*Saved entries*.
## start

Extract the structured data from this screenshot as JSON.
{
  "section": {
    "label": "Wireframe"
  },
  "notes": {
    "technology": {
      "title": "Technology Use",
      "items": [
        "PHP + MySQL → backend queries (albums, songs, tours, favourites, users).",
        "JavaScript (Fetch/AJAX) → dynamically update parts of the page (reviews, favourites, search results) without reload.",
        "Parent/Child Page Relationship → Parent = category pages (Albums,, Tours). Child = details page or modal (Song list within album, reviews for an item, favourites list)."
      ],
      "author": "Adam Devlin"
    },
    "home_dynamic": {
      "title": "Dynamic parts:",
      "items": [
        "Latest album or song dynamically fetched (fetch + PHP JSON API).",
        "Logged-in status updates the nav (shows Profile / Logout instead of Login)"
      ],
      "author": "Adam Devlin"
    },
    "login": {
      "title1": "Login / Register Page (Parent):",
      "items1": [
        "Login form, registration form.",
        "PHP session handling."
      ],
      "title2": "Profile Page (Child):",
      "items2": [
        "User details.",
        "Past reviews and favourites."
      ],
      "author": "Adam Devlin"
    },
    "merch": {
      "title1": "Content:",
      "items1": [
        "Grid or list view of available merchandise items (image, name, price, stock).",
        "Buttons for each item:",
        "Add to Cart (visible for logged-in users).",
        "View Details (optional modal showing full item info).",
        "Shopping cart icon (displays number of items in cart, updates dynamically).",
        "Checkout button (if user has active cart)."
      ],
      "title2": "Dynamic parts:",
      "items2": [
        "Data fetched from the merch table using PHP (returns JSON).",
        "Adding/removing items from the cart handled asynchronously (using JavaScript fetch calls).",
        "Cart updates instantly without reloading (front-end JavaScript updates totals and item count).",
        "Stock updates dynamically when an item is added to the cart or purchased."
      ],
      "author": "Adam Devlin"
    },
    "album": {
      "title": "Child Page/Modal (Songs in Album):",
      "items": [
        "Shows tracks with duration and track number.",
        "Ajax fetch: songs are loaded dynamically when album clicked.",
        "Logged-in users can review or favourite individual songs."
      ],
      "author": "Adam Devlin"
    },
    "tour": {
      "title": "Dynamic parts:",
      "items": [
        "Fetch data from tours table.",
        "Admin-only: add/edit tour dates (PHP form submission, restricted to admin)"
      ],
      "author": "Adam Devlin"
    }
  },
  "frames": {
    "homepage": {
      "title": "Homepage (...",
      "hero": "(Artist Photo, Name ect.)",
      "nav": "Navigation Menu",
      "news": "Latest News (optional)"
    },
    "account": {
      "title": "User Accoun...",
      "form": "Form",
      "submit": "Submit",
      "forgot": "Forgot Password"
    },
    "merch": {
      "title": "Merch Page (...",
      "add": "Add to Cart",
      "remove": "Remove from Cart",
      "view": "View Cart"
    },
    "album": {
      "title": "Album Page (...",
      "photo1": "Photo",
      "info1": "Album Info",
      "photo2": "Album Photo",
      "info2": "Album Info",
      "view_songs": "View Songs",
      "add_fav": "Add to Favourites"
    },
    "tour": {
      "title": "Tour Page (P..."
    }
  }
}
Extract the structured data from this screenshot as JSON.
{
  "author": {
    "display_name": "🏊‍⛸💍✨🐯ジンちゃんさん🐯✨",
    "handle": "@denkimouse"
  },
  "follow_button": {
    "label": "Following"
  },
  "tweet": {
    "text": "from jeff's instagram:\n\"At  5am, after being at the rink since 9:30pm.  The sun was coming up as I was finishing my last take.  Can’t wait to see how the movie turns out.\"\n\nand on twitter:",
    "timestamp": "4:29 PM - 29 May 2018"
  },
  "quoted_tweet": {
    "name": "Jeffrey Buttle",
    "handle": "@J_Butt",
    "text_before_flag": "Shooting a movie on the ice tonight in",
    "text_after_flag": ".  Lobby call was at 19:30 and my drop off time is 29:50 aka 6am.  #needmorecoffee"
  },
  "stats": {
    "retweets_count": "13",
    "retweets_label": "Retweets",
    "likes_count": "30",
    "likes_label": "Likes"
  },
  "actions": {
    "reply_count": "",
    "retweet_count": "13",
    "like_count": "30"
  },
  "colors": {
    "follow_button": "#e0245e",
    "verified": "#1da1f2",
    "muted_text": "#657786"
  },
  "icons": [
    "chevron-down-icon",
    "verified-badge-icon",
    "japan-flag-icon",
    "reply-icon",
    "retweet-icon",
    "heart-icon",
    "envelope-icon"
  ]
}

## end

Each record above must be given again exactly.

*COMPLETE RESPONSE*.
Extract the structured data from this screenshot as JSON.
{
  "section": {
    "label": "Wireframe"
  },
  "notes": {
    "technology": {
      "title": "Technology Use",
      "items": [
        "PHP + MySQL → backend queries (albums, songs, tours, favourites, users).",
        "JavaScript (Fetch/AJAX) → dynamically update parts of the page (reviews, favourites, search results) without reload.",
        "Parent/Child Page Relationship → Parent = category pages (Albums,, Tours). Child = details page or modal (Song list within album, reviews for an item, favourites list)."
      ],
      "author": "Adam Devlin"
    },
    "home_dynamic": {
      "title": "Dynamic parts:",
      "items": [
        "Latest album or song dynamically fetched (fetch + PHP JSON API).",
        "Logged-in status updates the nav (shows Profile / Logout instead of Login)"
      ],
      "author": "Adam Devlin"
    },
    "login": {
      "title1": "Login / Register Page (Parent):",
      "items1": [
        "Login form, registration form.",
        "PHP session handling."
      ],
      "title2": "Profile Page (Child):",
      "items2": [
        "User details.",
        "Past reviews and favourites."
      ],
      "author": "Adam Devlin"
    },
    "merch": {
      "title1": "Content:",
      "items1": [
        "Grid or list view of available merchandise items (image, name, price, stock).",
        "Buttons for each item:",
        "Add to Cart (visible for logged-in users).",
        "View Details (optional modal showing full item info).",
        "Shopping cart icon (displays number of items in cart, updates dynamically).",
        "Checkout button (if user has active cart)."
      ],
      "title2": "Dynamic parts:",
      "items2": [
        "Data fetched from the merch table using PHP (returns JSON).",
        "Adding/removing items from the cart handled asynchronously (using JavaScript fetch calls).",
        "Cart updates instantly without reloading (front-end JavaScript updates totals and item count).",
        "Stock updates dynamically when an item is added to the cart or purchased."
      ],
      "author": "Adam Devlin"
    },
    "album": {
      "title": "Child Page/Modal (Songs in Album):",
      "items": [
        "Shows tracks with duration and track number.",
        "Ajax fetch: songs are loaded dynamically when album clicked.",
        "Logged-in users can review or favourite individual songs."
      ],
      "author": "Adam Devlin"
    },
    "tour": {
      "title": "Dynamic parts:",
      "items": [
        "Fetch data from tours table.",
        "Admin-only: add/edit tour dates (PHP form submission, restricted to admin)"
      ],
      "author": "Adam Devlin"
    }
  },
  "frames": {
    "homepage": {
      "title": "Homepage (...",
      "hero": "(Artist Photo, Name ect.)",
      "nav": "Navigation Menu",
      "news": "Latest News (optional)"
    },
    "account": {
      "title": "User Accoun...",
      "form": "Form",
      "submit": "Submit",
      "forgot": "Forgot Password"
    },
    "merch": {
      "title": "Merch Page (...",
      "add": "Add to Cart",
      "remove": "Remove from Cart",
      "view": "View Cart"
    },
    "album": {
      "title": "Album Page (...",
      "photo1": "Photo",
      "info1": "Album Info",
      "photo2": "Album Photo",
      "info2": "Album Info",
      "view_songs": "View Songs",
      "add_fav": "Add to Favourites"
    },
    "tour": {
      "title": "Tour Page (P..."
    }
  }
}
Extract the structured data from this screenshot as JSON.
{
  "author": {
    "display_name": "🏊‍⛸💍✨🐯ジンちゃんさん🐯✨",
    "handle": "@denkimouse"
  },
  "follow_button": {
    "label": "Following"
  },
  "tweet": {
    "text": "from jeff's instagram:\n\"At  5am, after being at the rink since 9:30pm.  The sun was coming up as I was finishing my last take.  Can’t wait to see how the movie turns out.\"\n\nand on twitter:",
    "timestamp": "4:29 PM - 29 May 2018"
  },
  "quoted_tweet": {
    "name": "Jeffrey Buttle",
    "handle": "@J_Butt",
    "text_before_flag": "Shooting a movie on the ice tonight in",
    "text_after_flag": ".  Lobby call was at 19:30 and my drop off time is 29:50 aka 6am.  #needmorecoffee"
  },
  "stats": {
    "retweets_count": "13",
    "retweets_label": "Retweets",
    "likes_count": "30",
    "likes_label": "Likes"
  },
  "actions": {
    "reply_count": "",
    "retweet_count": "13",
    "like_count": "30"
  },
  "colors": {
    "follow_button": "#e0245e",
    "verified": "#1da1f2",
    "muted_text": "#657786"
  },
  "icons": [
    "chevron-down-icon",
    "verified-badge-icon",
    "japan-flag-icon",
    "reply-icon",
    "retweet-icon",
    "heart-icon",
    "envelope-icon"
  ]
}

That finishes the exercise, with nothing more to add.